(Data tied to figure images)
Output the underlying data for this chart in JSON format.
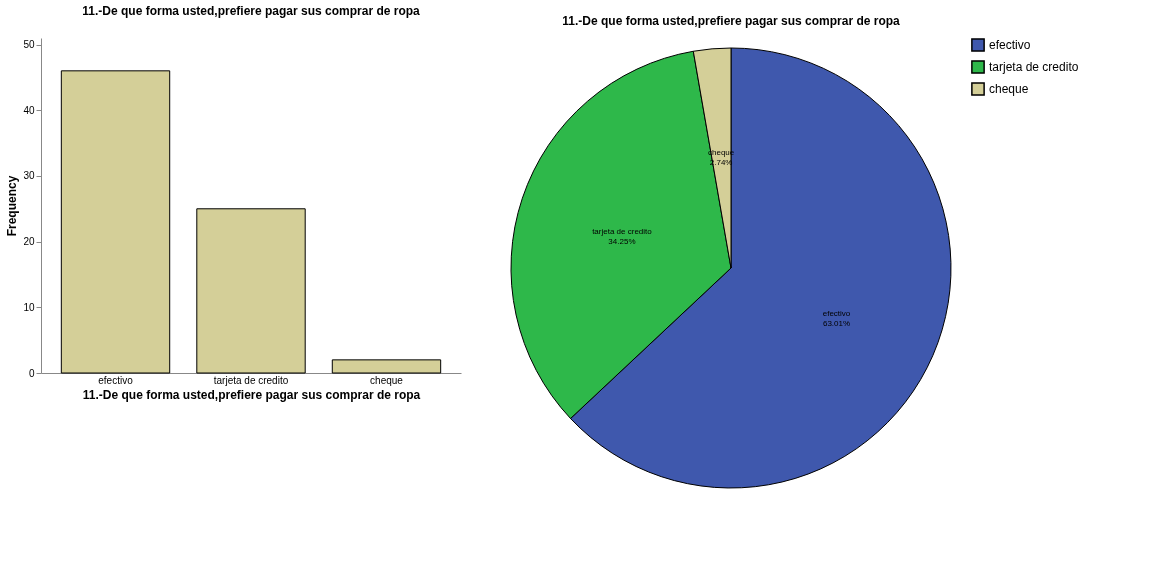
{
  "chart_data": [
    {
      "type": "bar",
      "title": "11.-De que forma usted,prefiere pagar sus comprar de ropa",
      "xlabel": "11.-De que forma usted,prefiere pagar sus comprar de ropa",
      "ylabel": "Frequency",
      "categories": [
        "efectivo",
        "tarjeta de credito",
        "cheque"
      ],
      "values": [
        46,
        25,
        2
      ],
      "color": "#d4cf98",
      "ylim": [
        0,
        51
      ],
      "yticks": [
        0,
        10,
        20,
        30,
        40,
        50
      ],
      "grid": false
    },
    {
      "type": "pie",
      "title": "11.-De que forma usted,prefiere pagar sus comprar de ropa",
      "categories": [
        "efectivo",
        "tarjeta de credito",
        "cheque"
      ],
      "values": [
        63.01,
        34.25,
        2.74
      ],
      "colors": [
        "#3f58ad",
        "#2eb84a",
        "#d4cf98"
      ],
      "value_labels": [
        "63.01%",
        "34.25%",
        "2.74%"
      ],
      "legend": "top right"
    }
  ]
}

**EXERCISE:**
Without including any pictures, reproduce the listing exactly.

**RESULT BELOW:**
Output the underlying data for this chart in JSON format.
{
  "chart_data": [
    {
      "type": "bar",
      "title": "11.-De que forma usted,prefiere pagar sus comprar de ropa",
      "xlabel": "11.-De que forma usted,prefiere pagar sus comprar de ropa",
      "ylabel": "Frequency",
      "categories": [
        "efectivo",
        "tarjeta de credito",
        "cheque"
      ],
      "values": [
        46,
        25,
        2
      ],
      "color": "#d4cf98",
      "ylim": [
        0,
        51
      ],
      "yticks": [
        0,
        10,
        20,
        30,
        40,
        50
      ],
      "grid": false
    },
    {
      "type": "pie",
      "title": "11.-De que forma usted,prefiere pagar sus comprar de ropa",
      "categories": [
        "efectivo",
        "tarjeta de credito",
        "cheque"
      ],
      "values": [
        63.01,
        34.25,
        2.74
      ],
      "colors": [
        "#3f58ad",
        "#2eb84a",
        "#d4cf98"
      ],
      "value_labels": [
        "63.01%",
        "34.25%",
        "2.74%"
      ],
      "legend": "top right"
    }
  ]
}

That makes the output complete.